▸ SHORT EXERCISE
Copy all lines in which the word "ΚΕΝΤΡΟ" can be found.

(Source data)
━━━━━━━━━━━━━━━━━━━━

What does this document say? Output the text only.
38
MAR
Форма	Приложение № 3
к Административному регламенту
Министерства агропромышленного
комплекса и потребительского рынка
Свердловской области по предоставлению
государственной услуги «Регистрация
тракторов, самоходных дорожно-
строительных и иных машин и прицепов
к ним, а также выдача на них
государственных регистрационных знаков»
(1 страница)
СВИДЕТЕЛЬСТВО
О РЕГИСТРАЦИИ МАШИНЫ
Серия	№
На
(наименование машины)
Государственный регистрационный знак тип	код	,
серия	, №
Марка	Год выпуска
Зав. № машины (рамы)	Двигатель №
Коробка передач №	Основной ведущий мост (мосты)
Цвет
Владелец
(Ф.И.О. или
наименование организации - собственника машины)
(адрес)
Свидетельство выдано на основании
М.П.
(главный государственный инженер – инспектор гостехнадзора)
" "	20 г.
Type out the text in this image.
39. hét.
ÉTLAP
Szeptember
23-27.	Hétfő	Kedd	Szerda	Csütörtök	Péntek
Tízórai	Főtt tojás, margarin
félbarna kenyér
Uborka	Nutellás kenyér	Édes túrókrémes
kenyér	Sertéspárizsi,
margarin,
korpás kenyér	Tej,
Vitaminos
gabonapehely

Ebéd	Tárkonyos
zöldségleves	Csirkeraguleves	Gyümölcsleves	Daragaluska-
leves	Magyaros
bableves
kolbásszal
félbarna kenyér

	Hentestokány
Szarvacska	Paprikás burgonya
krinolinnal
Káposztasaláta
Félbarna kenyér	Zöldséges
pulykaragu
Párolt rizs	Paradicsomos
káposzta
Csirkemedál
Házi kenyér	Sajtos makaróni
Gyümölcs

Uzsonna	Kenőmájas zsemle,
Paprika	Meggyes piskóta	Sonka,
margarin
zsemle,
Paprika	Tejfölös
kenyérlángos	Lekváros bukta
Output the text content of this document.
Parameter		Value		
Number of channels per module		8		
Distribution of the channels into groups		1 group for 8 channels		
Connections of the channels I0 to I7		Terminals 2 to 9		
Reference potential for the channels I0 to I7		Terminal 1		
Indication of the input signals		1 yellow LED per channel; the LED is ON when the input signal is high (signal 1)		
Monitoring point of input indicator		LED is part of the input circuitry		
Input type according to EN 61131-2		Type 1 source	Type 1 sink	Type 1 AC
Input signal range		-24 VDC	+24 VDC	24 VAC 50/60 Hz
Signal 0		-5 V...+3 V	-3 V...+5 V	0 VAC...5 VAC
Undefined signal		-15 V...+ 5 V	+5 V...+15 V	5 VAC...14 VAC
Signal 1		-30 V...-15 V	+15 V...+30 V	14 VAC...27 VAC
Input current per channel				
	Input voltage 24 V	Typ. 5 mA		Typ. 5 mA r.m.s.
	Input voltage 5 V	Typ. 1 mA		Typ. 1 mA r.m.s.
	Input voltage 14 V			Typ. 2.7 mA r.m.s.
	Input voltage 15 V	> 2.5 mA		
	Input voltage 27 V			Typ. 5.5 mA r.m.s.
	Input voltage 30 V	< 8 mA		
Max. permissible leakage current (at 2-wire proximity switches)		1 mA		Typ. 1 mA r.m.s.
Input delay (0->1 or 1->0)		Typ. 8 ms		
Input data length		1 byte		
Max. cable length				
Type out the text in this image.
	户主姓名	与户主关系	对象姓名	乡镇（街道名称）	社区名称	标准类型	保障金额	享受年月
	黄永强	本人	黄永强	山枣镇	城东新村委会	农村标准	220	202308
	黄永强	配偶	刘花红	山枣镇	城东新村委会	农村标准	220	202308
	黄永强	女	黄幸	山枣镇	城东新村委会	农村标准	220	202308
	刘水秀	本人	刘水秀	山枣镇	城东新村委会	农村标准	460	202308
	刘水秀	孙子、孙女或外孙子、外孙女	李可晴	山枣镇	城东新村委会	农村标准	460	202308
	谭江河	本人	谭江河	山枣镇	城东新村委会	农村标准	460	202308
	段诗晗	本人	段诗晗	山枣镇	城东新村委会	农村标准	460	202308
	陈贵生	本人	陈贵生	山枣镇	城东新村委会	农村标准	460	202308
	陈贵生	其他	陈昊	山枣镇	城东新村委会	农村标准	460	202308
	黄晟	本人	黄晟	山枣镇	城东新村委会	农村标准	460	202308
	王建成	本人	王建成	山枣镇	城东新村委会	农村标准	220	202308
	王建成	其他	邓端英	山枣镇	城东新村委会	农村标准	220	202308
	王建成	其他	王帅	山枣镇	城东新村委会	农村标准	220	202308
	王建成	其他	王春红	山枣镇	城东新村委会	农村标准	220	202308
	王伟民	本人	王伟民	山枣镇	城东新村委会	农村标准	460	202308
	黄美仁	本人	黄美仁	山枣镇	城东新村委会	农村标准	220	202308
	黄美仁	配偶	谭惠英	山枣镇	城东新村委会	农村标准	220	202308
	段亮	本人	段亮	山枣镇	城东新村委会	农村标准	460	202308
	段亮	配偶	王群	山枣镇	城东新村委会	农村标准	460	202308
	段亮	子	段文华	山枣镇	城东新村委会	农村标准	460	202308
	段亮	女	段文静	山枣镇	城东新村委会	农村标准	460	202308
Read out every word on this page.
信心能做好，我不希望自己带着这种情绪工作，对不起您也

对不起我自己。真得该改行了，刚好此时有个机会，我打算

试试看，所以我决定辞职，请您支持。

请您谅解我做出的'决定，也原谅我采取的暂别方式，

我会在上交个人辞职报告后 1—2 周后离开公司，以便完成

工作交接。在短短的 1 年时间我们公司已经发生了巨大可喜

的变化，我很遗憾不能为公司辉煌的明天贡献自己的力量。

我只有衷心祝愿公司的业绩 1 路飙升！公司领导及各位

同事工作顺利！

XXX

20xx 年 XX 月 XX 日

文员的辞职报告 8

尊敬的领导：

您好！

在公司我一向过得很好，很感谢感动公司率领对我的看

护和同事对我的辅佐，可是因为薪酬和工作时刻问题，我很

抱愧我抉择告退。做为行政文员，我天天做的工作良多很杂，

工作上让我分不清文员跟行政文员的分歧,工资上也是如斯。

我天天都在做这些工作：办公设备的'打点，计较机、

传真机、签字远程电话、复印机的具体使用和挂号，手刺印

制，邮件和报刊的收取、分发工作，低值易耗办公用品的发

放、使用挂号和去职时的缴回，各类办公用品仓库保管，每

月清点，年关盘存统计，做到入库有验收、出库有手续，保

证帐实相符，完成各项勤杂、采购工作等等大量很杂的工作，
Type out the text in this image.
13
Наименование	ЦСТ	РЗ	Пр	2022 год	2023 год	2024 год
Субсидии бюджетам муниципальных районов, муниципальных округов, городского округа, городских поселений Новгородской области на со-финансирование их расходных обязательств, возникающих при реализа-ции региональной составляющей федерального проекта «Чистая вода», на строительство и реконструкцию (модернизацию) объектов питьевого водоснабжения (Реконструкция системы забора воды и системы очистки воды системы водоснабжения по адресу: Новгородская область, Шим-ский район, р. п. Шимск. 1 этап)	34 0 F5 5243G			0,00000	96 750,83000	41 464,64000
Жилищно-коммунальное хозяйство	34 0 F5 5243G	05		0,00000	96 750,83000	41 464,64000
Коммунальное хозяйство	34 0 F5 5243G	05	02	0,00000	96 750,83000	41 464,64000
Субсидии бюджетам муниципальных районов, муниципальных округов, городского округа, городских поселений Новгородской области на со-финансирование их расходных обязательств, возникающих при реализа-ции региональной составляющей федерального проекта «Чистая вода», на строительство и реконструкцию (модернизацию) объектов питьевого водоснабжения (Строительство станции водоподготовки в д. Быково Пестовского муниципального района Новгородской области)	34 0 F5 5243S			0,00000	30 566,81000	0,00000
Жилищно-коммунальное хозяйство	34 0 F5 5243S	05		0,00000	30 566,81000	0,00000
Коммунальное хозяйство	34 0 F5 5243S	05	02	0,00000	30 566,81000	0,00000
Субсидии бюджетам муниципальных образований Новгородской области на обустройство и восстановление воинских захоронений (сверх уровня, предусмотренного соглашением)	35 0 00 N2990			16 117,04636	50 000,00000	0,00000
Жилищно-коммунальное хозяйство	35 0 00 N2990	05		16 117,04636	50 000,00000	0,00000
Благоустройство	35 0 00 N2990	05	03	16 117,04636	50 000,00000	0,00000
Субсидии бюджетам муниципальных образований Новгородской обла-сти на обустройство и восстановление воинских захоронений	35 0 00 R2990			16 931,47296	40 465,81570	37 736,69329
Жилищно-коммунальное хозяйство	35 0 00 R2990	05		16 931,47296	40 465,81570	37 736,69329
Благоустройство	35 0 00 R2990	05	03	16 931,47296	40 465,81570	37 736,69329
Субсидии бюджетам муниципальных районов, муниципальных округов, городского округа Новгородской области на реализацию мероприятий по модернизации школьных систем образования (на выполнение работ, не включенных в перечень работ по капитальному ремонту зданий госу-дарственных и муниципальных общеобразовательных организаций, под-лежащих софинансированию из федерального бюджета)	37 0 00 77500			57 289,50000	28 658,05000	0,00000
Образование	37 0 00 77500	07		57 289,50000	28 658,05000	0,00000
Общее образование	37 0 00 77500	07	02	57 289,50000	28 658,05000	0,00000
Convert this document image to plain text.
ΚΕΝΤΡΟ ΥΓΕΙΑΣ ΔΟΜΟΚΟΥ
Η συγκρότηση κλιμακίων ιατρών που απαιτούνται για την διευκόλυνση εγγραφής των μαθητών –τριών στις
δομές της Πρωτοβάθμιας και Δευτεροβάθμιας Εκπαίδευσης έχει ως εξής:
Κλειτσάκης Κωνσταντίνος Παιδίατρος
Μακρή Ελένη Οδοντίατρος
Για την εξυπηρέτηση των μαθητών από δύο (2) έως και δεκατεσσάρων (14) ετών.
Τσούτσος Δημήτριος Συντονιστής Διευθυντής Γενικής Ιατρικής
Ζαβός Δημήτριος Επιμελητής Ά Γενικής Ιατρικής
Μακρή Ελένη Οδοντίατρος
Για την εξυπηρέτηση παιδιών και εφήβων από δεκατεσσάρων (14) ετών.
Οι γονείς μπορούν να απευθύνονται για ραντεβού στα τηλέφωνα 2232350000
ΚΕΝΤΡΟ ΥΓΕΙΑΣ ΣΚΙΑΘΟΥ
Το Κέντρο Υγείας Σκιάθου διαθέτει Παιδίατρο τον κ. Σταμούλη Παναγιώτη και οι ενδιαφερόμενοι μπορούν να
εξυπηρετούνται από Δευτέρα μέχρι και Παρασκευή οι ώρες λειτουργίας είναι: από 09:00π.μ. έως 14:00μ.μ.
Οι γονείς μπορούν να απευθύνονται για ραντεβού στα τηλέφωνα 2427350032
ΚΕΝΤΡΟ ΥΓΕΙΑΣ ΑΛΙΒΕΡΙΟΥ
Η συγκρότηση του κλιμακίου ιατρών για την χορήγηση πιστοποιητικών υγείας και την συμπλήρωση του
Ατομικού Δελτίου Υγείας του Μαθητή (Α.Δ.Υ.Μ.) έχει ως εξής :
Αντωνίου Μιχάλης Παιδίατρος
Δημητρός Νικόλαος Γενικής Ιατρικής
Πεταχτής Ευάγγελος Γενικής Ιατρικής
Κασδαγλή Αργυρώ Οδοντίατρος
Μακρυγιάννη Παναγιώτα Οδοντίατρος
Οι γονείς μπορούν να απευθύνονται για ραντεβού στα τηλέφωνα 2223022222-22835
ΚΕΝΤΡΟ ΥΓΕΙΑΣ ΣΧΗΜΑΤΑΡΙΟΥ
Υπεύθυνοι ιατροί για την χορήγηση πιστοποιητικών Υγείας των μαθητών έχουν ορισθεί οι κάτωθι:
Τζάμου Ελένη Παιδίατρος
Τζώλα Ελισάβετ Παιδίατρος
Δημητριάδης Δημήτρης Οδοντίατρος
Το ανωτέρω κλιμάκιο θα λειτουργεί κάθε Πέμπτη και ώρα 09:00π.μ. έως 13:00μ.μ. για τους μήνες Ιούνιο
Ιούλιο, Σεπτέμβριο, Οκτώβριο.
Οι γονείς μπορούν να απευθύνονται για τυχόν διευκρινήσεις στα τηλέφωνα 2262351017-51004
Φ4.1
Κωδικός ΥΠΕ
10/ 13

━━━━━━━━━━━━━━━━━━━━

▸ IN RESPONSE
ΚΕΝΤΡΟ ΥΓΕΙΑΣ ΔΟΜΟΚΟΥ
ΚΕΝΤΡΟ ΥΓΕΙΑΣ ΣΚΙΑΘΟΥ
ΚΕΝΤΡΟ ΥΓΕΙΑΣ ΑΛΙΒΕΡΙΟΥ
ΚΕΝΤΡΟ ΥΓΕΙΑΣ ΣΧΗΜΑΤΑΡΙΟΥ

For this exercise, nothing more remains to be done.